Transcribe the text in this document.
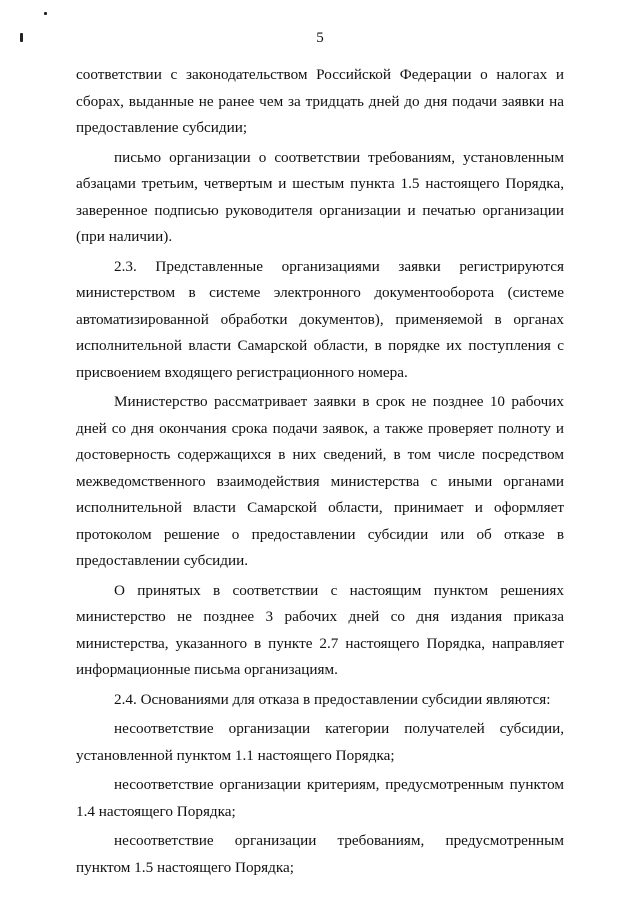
5

соответствии с законодательством Российской Федерации о налогах и сборах, выданные не ранее чем за тридцать дней до дня подачи заявки на предоставление субсидии;

письмо организации о соответствии требованиям, установленным абзацами третьим, четвертым и шестым пункта 1.5 настоящего Порядка, заверенное подписью руководителя организации и печатью организации (при наличии).

2.3. Представленные организациями заявки регистрируются министерством в системе электронного документооборота (системе автоматизированной обработки документов), применяемой в органах исполнительной власти Самарской области, в порядке их поступления с присвоением входящего регистрационного номера.

Министерство рассматривает заявки в срок не позднее 10 рабочих дней со дня окончания срока подачи заявок, а также проверяет полноту и достоверность содержащихся в них сведений, в том числе посредством межведомственного взаимодействия министерства с иными органами исполнительной власти Самарской области, принимает и оформляет протоколом решение о предоставлении субсидии или об отказе в предоставлении субсидии.

О принятых в соответствии с настоящим пунктом решениях министерство не позднее 3 рабочих дней со дня издания приказа министерства, указанного в пункте 2.7 настоящего Порядка, направляет информационные письма организациям.

2.4. Основаниями для отказа в предоставлении субсидии являются:

несоответствие организации категории получателей субсидии, установленной пунктом 1.1 настоящего Порядка;

несоответствие организации критериям, предусмотренным пунктом 1.4 настоящего Порядка;

несоответствие организации требованиям, предусмотренным пунктом 1.5 настоящего Порядка;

_Task brief_. The records above need to be restated word for word, with the pictures left out.

_Exercise response_.
Transcribe the text in this document.
5

соответствии с законодательством Российской Федерации о налогах и сборах, выданные не ранее чем за тридцать дней до дня подачи заявки на предоставление субсидии;

письмо организации о соответствии требованиям, установленным абзацами третьим, четвертым и шестым пункта 1.5 настоящего Порядка, заверенное подписью руководителя организации и печатью организации (при наличии).

2.3. Представленные организациями заявки регистрируются министерством в системе электронного документооборота (системе автоматизированной обработки документов), применяемой в органах исполнительной власти Самарской области, в порядке их поступления с присвоением входящего регистрационного номера.

Министерство рассматривает заявки в срок не позднее 10 рабочих дней со дня окончания срока подачи заявок, а также проверяет полноту и достоверность содержащихся в них сведений, в том числе посредством межведомственного взаимодействия министерства с иными органами исполнительной власти Самарской области, принимает и оформляет протоколом решение о предоставлении субсидии или об отказе в предоставлении субсидии.

О принятых в соответствии с настоящим пунктом решениях министерство не позднее 3 рабочих дней со дня издания приказа министерства, указанного в пункте 2.7 настоящего Порядка, направляет информационные письма организациям.

2.4. Основаниями для отказа в предоставлении субсидии являются:

несоответствие организации категории получателей субсидии, установленной пунктом 1.1 настоящего Порядка;

несоответствие организации критериям, предусмотренным пунктом 1.4 настоящего Порядка;

несоответствие организации требованиям, предусмотренным пунктом 1.5 настоящего Порядка;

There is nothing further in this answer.